### WHAT YOU NEED TO DO
For the records that follow, return only the count of lines containing the string "OSAKA".

━━━ EXTRACTED INFORMATION ━━━

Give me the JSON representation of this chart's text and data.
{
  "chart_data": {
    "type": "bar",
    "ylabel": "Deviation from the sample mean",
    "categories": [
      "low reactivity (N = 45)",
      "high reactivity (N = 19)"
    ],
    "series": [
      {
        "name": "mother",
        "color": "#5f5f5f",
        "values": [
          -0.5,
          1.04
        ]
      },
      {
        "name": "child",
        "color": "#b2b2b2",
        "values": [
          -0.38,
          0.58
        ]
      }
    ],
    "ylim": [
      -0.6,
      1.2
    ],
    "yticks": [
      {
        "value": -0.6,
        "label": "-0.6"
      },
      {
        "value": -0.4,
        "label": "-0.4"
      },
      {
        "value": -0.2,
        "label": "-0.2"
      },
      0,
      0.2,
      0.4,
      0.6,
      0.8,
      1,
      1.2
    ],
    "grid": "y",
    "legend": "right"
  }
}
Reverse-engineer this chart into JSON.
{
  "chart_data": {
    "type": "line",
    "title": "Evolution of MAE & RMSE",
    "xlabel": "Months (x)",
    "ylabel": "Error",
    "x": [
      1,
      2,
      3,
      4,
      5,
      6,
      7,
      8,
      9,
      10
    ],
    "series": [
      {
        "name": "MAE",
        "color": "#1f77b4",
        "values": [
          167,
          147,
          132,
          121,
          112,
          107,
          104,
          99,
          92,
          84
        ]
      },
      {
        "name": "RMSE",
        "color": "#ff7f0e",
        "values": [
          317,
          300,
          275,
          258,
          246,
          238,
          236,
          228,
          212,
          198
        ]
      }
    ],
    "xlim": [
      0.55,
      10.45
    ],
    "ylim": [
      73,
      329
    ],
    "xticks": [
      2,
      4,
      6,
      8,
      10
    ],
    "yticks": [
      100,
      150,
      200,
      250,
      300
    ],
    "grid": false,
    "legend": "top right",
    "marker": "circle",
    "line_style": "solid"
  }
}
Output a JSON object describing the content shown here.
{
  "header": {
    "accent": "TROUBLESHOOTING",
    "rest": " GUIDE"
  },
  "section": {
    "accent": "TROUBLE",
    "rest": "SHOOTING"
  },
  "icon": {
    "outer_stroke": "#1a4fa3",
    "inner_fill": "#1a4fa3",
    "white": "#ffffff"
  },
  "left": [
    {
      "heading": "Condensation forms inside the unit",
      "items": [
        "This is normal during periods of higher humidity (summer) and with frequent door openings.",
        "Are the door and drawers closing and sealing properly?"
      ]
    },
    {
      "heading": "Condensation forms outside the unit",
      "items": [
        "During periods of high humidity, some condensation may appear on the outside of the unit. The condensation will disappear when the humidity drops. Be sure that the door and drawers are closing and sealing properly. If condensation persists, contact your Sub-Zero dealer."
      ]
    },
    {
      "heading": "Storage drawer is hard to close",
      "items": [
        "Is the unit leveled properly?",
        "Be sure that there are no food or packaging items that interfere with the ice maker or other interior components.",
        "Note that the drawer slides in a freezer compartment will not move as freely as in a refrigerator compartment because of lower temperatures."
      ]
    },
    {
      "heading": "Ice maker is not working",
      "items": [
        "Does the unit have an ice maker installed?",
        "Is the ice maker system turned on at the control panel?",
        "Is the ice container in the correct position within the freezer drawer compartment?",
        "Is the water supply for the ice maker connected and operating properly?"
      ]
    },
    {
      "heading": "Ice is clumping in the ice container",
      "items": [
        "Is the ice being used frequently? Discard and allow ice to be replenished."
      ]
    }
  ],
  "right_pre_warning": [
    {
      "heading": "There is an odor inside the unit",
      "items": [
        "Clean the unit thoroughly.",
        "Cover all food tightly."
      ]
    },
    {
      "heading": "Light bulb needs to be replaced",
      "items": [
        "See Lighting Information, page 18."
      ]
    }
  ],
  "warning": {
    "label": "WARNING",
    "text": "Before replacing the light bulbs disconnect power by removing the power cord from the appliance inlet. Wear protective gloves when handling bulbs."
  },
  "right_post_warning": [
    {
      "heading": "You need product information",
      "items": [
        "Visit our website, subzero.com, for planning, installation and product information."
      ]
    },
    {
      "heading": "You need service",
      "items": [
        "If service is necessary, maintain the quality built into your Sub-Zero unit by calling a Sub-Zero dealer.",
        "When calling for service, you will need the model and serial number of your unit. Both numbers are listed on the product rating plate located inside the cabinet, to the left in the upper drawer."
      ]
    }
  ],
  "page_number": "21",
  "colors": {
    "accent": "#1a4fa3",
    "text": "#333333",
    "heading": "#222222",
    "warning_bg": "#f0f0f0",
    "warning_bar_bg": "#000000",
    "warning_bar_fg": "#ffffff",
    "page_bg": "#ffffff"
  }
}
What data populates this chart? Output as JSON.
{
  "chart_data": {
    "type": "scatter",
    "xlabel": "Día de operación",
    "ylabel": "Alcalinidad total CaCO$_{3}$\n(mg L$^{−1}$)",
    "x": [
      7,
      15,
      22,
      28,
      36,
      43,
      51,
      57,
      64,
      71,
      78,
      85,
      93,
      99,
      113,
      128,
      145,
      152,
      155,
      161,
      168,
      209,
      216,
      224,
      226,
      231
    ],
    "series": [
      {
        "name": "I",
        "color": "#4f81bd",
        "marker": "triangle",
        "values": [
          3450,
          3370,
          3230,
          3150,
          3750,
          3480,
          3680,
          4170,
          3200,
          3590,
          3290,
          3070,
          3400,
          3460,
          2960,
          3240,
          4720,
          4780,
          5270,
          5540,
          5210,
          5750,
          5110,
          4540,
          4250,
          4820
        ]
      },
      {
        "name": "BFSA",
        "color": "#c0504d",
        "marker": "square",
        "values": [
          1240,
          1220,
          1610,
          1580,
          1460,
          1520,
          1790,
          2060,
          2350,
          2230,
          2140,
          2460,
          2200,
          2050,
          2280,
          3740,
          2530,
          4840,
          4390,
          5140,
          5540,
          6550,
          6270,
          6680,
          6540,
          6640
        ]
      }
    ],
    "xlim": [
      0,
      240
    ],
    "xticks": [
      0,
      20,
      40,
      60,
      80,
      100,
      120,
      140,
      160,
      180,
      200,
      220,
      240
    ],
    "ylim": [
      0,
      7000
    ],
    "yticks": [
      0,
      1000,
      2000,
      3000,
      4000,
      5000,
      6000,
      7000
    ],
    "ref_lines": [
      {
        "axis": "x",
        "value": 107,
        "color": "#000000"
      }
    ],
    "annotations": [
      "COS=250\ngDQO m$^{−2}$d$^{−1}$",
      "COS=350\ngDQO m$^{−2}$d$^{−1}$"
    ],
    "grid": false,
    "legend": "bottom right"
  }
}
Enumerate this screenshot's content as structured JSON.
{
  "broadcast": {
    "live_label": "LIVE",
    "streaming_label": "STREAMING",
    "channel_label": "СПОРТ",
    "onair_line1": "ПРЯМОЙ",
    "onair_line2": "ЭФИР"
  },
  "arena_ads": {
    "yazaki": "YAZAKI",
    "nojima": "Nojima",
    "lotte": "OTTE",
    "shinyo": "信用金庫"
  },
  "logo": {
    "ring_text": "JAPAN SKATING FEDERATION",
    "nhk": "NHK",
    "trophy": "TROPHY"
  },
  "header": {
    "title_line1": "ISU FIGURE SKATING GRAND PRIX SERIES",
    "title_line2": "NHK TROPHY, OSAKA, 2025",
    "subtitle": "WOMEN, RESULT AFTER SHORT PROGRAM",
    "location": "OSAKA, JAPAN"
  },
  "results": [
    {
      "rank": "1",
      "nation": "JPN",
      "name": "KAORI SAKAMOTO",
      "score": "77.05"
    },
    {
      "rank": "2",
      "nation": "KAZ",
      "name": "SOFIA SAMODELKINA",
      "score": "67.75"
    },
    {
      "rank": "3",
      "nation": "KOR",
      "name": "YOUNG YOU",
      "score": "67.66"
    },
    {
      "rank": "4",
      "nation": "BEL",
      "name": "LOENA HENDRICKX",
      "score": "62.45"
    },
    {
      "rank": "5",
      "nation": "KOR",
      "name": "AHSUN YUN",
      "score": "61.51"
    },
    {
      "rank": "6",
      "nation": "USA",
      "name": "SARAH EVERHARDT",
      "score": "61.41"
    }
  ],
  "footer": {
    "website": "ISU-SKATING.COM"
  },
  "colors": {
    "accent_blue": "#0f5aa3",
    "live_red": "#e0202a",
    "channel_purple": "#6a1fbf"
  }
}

━━━

### RESULT FOR THIS EXERCISE
2